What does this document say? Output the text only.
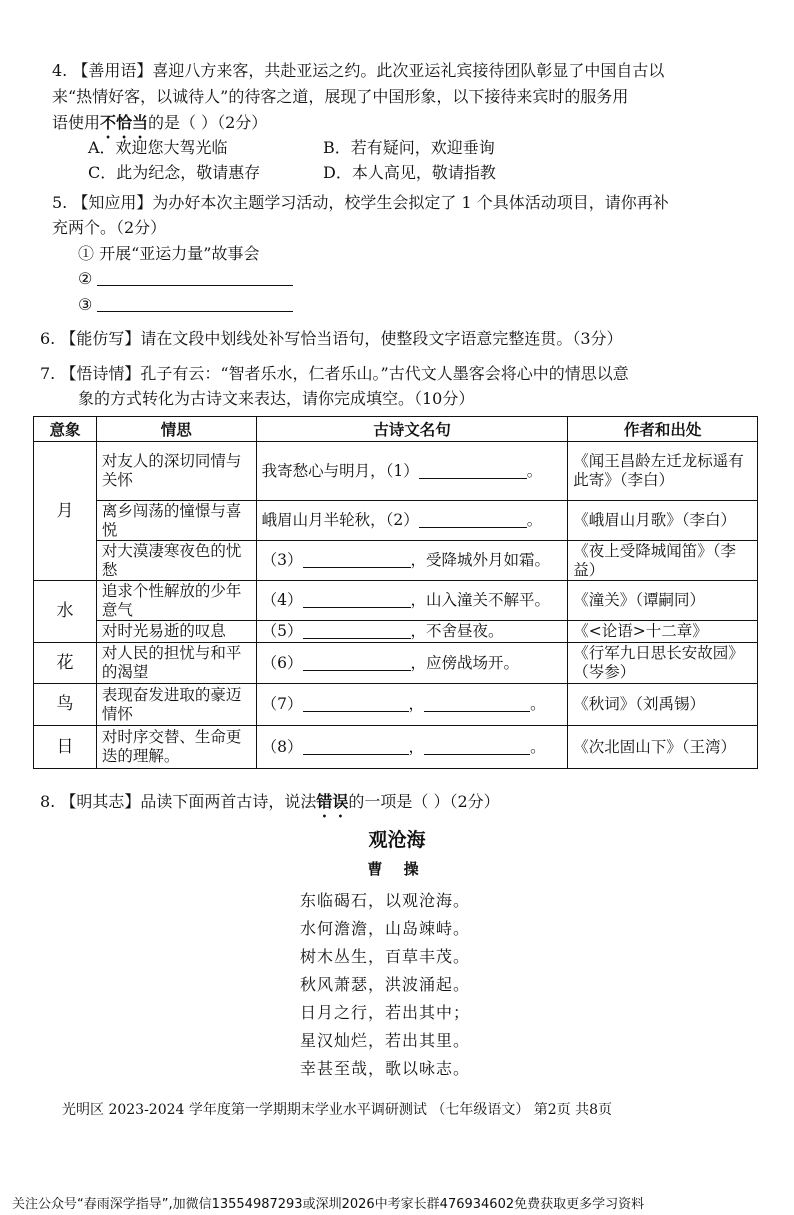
4. 【善用语】喜迎八方来客，共赴亚运之约。此次亚运礼宾接待团队彰显了中国自古以
来“热情好客，以诚待人”的待客之道，展现了中国形象，以下接待来宾时的服务用
语使用不恰当的是（ ）（2分）
A．欢迎您大驾光临	B．若有疑问，欢迎垂询
C．此为纪念，敬请惠存	D．本人高见，敬请指教
5. 【知应用】为办好本次主题学习活动，校学生会拟定了 1 个具体活动项目，请你再补
充两个。（2分）
① 开展“亚运力量”故事会
②
③
6. 【能仿写】请在文段中划线处补写恰当语句，使整段文字语意完整连贯。（3分）
7. 【悟诗情】孔子有云：“智者乐水，仁者乐山。”古代文人墨客会将心中的情思以意
象的方式转化为古诗文来表达，请你完成填空。（10分）
意象	情思	古诗文名句	作者和出处
月	对友人的深切同情与关怀	我寄愁心与明月，（1） 。	《闻王昌龄左迁龙标遥有此寄》（李白）
	离乡闯荡的憧憬与喜悦	峨眉山月半轮秋，（2） 。	《峨眉山月歌》（李白）
	对大漠凄寒夜色的忧愁	（3） ，受降城外月如霜。	《夜上受降城闻笛》（李益）
水	追求个性解放的少年意气	（4） ，山入潼关不解平。	《潼关》（谭嗣同）
	对时光易逝的叹息	（5） ，不舍昼夜。	《<论语>十二章》
花	对人民的担忧与和平的渴望	（6） ，应傍战场开。	《行军九日思长安故园》（岑参）
鸟	表现奋发进取的豪迈情怀	（7） ， 。	《秋词》（刘禹锡）
日	对时序交替、生命更迭的理解。	（8） ， 。	《次北固山下》（王湾）
8. 【明其志】品读下面两首古诗，说法错误的一项是（ ）（2分）
观沧海
曹 操
东临碣石，以观沧海。
水何澹澹，山岛竦峙。
树木丛生，百草丰茂。
秋风萧瑟，洪波涌起。
日月之行，若出其中；
星汉灿烂，若出其里。
幸甚至哉，歌以咏志。
光明区 2023-2024 学年度第一学期期末学业水平调研测试 （七年级语文） 第2页 共8页
关注公众号“春雨深学指导”,加微信13554987293或深圳2026中考家长群476934602免费获取更多学习资料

————

-- Job --
Restate the records above in full, word for word. Keep pictures out.

-- Task output --
What does this document say? Output the text only.
4. 【善用语】喜迎八方来客，共赴亚运之约。此次亚运礼宾接待团队彰显了中国自古以
来“热情好客，以诚待人”的待客之道，展现了中国形象，以下接待来宾时的服务用
语使用不恰当的是（ ）（2分）
A．欢迎您大驾光临	B．若有疑问，欢迎垂询
C．此为纪念，敬请惠存	D．本人高见，敬请指教
5. 【知应用】为办好本次主题学习活动，校学生会拟定了 1 个具体活动项目，请你再补
充两个。（2分）
① 开展“亚运力量”故事会
②
③
6. 【能仿写】请在文段中划线处补写恰当语句，使整段文字语意完整连贯。（3分）
7. 【悟诗情】孔子有云：“智者乐水，仁者乐山。”古代文人墨客会将心中的情思以意
象的方式转化为古诗文来表达，请你完成填空。（10分）
意象	情思	古诗文名句	作者和出处
月	对友人的深切同情与关怀	我寄愁心与明月，（1） 。	《闻王昌龄左迁龙标遥有此寄》（李白）
	离乡闯荡的憧憬与喜悦	峨眉山月半轮秋，（2） 。	《峨眉山月歌》（李白）
	对大漠凄寒夜色的忧愁	（3） ，受降城外月如霜。	《夜上受降城闻笛》（李益）
水	追求个性解放的少年意气	（4） ，山入潼关不解平。	《潼关》（谭嗣同）
	对时光易逝的叹息	（5） ，不舍昼夜。	《<论语>十二章》
花	对人民的担忧与和平的渴望	（6） ，应傍战场开。	《行军九日思长安故园》（岑参）
鸟	表现奋发进取的豪迈情怀	（7） ， 。	《秋词》（刘禹锡）
日	对时序交替、生命更迭的理解。	（8） ， 。	《次北固山下》（王湾）
8. 【明其志】品读下面两首古诗，说法错误的一项是（ ）（2分）
观沧海
曹 操
东临碣石，以观沧海。
水何澹澹，山岛竦峙。
树木丛生，百草丰茂。
秋风萧瑟，洪波涌起。
日月之行，若出其中；
星汉灿烂，若出其里。
幸甚至哉，歌以咏志。
光明区 2023-2024 学年度第一学期期末学业水平调研测试 （七年级语文） 第2页 共8页
关注公众号“春雨深学指导”,加微信13554987293或深圳2026中考家长群476934602免费获取更多学习资料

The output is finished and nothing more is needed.